**Exercise objective**
Render every entry exactly as it appears.

_ _ _ _ _ _ _

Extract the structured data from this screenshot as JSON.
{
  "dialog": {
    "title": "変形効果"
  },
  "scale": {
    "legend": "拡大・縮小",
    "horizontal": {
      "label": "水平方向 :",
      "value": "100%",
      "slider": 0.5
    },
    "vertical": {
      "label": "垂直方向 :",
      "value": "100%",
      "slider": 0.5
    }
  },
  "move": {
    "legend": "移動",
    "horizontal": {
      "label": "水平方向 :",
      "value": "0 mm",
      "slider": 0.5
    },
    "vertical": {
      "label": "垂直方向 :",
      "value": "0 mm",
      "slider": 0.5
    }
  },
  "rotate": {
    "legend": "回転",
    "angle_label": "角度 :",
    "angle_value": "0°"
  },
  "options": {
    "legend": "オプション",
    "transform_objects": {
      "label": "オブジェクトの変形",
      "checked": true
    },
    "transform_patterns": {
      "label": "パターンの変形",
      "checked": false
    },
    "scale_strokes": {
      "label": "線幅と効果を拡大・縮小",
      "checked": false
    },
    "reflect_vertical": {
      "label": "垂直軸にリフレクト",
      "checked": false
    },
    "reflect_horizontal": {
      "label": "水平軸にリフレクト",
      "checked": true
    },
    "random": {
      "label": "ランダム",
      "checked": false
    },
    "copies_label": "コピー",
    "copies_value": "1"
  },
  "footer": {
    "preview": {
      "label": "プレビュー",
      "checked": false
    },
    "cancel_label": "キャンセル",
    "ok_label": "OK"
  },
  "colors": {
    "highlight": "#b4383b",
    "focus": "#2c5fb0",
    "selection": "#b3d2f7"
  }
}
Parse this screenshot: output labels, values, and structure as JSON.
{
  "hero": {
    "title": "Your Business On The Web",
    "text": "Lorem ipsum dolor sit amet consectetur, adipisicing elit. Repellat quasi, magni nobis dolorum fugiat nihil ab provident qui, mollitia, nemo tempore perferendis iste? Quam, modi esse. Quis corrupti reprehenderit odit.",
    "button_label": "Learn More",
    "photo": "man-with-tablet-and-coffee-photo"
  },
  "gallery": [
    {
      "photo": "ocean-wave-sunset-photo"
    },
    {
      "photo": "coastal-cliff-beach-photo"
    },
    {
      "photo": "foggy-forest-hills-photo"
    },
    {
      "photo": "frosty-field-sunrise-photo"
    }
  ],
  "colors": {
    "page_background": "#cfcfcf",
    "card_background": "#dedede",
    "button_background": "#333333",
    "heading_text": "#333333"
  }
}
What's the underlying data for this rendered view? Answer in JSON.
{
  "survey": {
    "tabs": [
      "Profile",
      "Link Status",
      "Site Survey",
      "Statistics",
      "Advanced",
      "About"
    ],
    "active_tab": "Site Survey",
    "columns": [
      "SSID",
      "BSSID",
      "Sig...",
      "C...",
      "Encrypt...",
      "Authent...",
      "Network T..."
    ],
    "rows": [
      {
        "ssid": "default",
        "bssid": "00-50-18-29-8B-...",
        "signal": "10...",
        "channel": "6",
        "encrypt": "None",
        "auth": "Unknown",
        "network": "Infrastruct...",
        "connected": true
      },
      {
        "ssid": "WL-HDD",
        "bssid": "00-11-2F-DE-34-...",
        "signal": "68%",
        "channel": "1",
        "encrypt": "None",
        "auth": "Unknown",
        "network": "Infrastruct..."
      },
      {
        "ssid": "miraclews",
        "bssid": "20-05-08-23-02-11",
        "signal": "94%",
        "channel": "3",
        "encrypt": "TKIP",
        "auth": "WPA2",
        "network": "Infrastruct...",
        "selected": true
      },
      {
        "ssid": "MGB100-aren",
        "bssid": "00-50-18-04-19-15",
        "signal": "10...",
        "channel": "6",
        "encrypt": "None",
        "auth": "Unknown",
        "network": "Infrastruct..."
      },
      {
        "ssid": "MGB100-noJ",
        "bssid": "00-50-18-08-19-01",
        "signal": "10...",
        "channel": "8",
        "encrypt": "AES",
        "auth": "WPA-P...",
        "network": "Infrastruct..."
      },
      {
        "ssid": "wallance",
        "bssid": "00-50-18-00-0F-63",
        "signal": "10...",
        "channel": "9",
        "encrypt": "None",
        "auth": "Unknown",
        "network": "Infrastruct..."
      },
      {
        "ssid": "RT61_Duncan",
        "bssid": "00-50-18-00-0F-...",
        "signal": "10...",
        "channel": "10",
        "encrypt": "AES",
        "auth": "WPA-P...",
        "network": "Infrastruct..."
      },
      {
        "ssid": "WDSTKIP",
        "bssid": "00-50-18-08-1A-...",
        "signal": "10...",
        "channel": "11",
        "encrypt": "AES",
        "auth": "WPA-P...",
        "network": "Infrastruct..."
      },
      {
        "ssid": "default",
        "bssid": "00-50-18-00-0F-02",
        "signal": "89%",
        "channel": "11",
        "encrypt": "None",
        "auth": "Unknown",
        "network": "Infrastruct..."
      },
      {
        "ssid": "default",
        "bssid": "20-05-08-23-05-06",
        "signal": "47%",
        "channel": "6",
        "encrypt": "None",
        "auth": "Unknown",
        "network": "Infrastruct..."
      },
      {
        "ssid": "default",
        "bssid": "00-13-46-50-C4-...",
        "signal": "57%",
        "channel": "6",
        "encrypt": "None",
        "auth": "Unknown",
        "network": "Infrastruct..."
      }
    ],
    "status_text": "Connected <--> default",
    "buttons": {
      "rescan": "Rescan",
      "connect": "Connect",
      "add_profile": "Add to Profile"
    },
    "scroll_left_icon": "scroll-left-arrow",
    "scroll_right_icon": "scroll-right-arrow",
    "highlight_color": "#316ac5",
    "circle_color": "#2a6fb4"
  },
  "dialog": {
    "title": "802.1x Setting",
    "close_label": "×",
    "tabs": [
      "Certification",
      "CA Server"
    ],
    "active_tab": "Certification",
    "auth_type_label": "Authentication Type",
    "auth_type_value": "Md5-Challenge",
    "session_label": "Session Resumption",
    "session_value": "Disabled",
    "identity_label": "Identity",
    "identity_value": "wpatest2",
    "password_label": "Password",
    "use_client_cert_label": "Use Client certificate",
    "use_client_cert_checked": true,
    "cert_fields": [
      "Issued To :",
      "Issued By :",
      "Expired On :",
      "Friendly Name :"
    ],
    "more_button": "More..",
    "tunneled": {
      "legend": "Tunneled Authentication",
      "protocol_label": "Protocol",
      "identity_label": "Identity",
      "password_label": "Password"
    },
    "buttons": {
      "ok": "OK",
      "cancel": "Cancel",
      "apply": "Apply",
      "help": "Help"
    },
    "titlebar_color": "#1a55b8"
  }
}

_ _ _ _ _ _ _

**Reply**
Extract the structured data from this screenshot as JSON.
{
  "dialog": {
    "title": "変形効果"
  },
  "scale": {
    "legend": "拡大・縮小",
    "horizontal": {
      "label": "水平方向 :",
      "value": "100%",
      "slider": 0.5
    },
    "vertical": {
      "label": "垂直方向 :",
      "value": "100%",
      "slider": 0.5
    }
  },
  "move": {
    "legend": "移動",
    "horizontal": {
      "label": "水平方向 :",
      "value": "0 mm",
      "slider": 0.5
    },
    "vertical": {
      "label": "垂直方向 :",
      "value": "0 mm",
      "slider": 0.5
    }
  },
  "rotate": {
    "legend": "回転",
    "angle_label": "角度 :",
    "angle_value": "0°"
  },
  "options": {
    "legend": "オプション",
    "transform_objects": {
      "label": "オブジェクトの変形",
      "checked": true
    },
    "transform_patterns": {
      "label": "パターンの変形",
      "checked": false
    },
    "scale_strokes": {
      "label": "線幅と効果を拡大・縮小",
      "checked": false
    },
    "reflect_vertical": {
      "label": "垂直軸にリフレクト",
      "checked": false
    },
    "reflect_horizontal": {
      "label": "水平軸にリフレクト",
      "checked": true
    },
    "random": {
      "label": "ランダム",
      "checked": false
    },
    "copies_label": "コピー",
    "copies_value": "1"
  },
  "footer": {
    "preview": {
      "label": "プレビュー",
      "checked": false
    },
    "cancel_label": "キャンセル",
    "ok_label": "OK"
  },
  "colors": {
    "highlight": "#b4383b",
    "focus": "#2c5fb0",
    "selection": "#b3d2f7"
  }
}
Parse this screenshot: output labels, values, and structure as JSON.
{
  "hero": {
    "title": "Your Business On The Web",
    "text": "Lorem ipsum dolor sit amet consectetur, adipisicing elit. Repellat quasi, magni nobis dolorum fugiat nihil ab provident qui, mollitia, nemo tempore perferendis iste? Quam, modi esse. Quis corrupti reprehenderit odit.",
    "button_label": "Learn More",
    "photo": "man-with-tablet-and-coffee-photo"
  },
  "gallery": [
    {
      "photo": "ocean-wave-sunset-photo"
    },
    {
      "photo": "coastal-cliff-beach-photo"
    },
    {
      "photo": "foggy-forest-hills-photo"
    },
    {
      "photo": "frosty-field-sunrise-photo"
    }
  ],
  "colors": {
    "page_background": "#cfcfcf",
    "card_background": "#dedede",
    "button_background": "#333333",
    "heading_text": "#333333"
  }
}
What's the underlying data for this rendered view? Answer in JSON.
{
  "survey": {
    "tabs": [
      "Profile",
      "Link Status",
      "Site Survey",
      "Statistics",
      "Advanced",
      "About"
    ],
    "active_tab": "Site Survey",
    "columns": [
      "SSID",
      "BSSID",
      "Sig...",
      "C...",
      "Encrypt...",
      "Authent...",
      "Network T..."
    ],
    "rows": [
      {
        "ssid": "default",
        "bssid": "00-50-18-29-8B-...",
        "signal": "10...",
        "channel": "6",
        "encrypt": "None",
        "auth": "Unknown",
        "network": "Infrastruct...",
        "connected": true
      },
      {
        "ssid": "WL-HDD",
        "bssid": "00-11-2F-DE-34-...",
        "signal": "68%",
        "channel": "1",
        "encrypt": "None",
        "auth": "Unknown",
        "network": "Infrastruct..."
      },
      {
        "ssid": "miraclews",
        "bssid": "20-05-08-23-02-11",
        "signal": "94%",
        "channel": "3",
        "encrypt": "TKIP",
        "auth": "WPA2",
        "network": "Infrastruct...",
        "selected": true
      },
      {
        "ssid": "MGB100-aren",
        "bssid": "00-50-18-04-19-15",
        "signal": "10...",
        "channel": "6",
        "encrypt": "None",
        "auth": "Unknown",
        "network": "Infrastruct..."
      },
      {
        "ssid": "MGB100-noJ",
        "bssid": "00-50-18-08-19-01",
        "signal": "10...",
        "channel": "8",
        "encrypt": "AES",
        "auth": "WPA-P...",
        "network": "Infrastruct..."
      },
      {
        "ssid": "wallance",
        "bssid": "00-50-18-00-0F-63",
        "signal": "10...",
        "channel": "9",
        "encrypt": "None",
        "auth": "Unknown",
        "network": "Infrastruct..."
      },
      {
        "ssid": "RT61_Duncan",
        "bssid": "00-50-18-00-0F-...",
        "signal": "10...",
        "channel": "10",
        "encrypt": "AES",
        "auth": "WPA-P...",
        "network": "Infrastruct..."
      },
      {
        "ssid": "WDSTKIP",
        "bssid": "00-50-18-08-1A-...",
        "signal": "10...",
        "channel": "11",
        "encrypt": "AES",
        "auth": "WPA-P...",
        "network": "Infrastruct..."
      },
      {
        "ssid": "default",
        "bssid": "00-50-18-00-0F-02",
        "signal": "89%",
        "channel": "11",
        "encrypt": "None",
        "auth": "Unknown",
        "network": "Infrastruct..."
      },
      {
        "ssid": "default",
        "bssid": "20-05-08-23-05-06",
        "signal": "47%",
        "channel": "6",
        "encrypt": "None",
        "auth": "Unknown",
        "network": "Infrastruct..."
      },
      {
        "ssid": "default",
        "bssid": "00-13-46-50-C4-...",
        "signal": "57%",
        "channel": "6",
        "encrypt": "None",
        "auth": "Unknown",
        "network": "Infrastruct..."
      }
    ],
    "status_text": "Connected <--> default",
    "buttons": {
      "rescan": "Rescan",
      "connect": "Connect",
      "add_profile": "Add to Profile"
    },
    "scroll_left_icon": "scroll-left-arrow",
    "scroll_right_icon": "scroll-right-arrow",
    "highlight_color": "#316ac5",
    "circle_color": "#2a6fb4"
  },
  "dialog": {
    "title": "802.1x Setting",
    "close_label": "×",
    "tabs": [
      "Certification",
      "CA Server"
    ],
    "active_tab": "Certification",
    "auth_type_label": "Authentication Type",
    "auth_type_value": "Md5-Challenge",
    "session_label": "Session Resumption",
    "session_value": "Disabled",
    "identity_label": "Identity",
    "identity_value": "wpatest2",
    "password_label": "Password",
    "use_client_cert_label": "Use Client certificate",
    "use_client_cert_checked": true,
    "cert_fields": [
      "Issued To :",
      "Issued By :",
      "Expired On :",
      "Friendly Name :"
    ],
    "more_button": "More..",
    "tunneled": {
      "legend": "Tunneled Authentication",
      "protocol_label": "Protocol",
      "identity_label": "Identity",
      "password_label": "Password"
    },
    "buttons": {
      "ok": "OK",
      "cancel": "Cancel",
      "apply": "Apply",
      "help": "Help"
    },
    "titlebar_color": "#1a55b8"
  }
}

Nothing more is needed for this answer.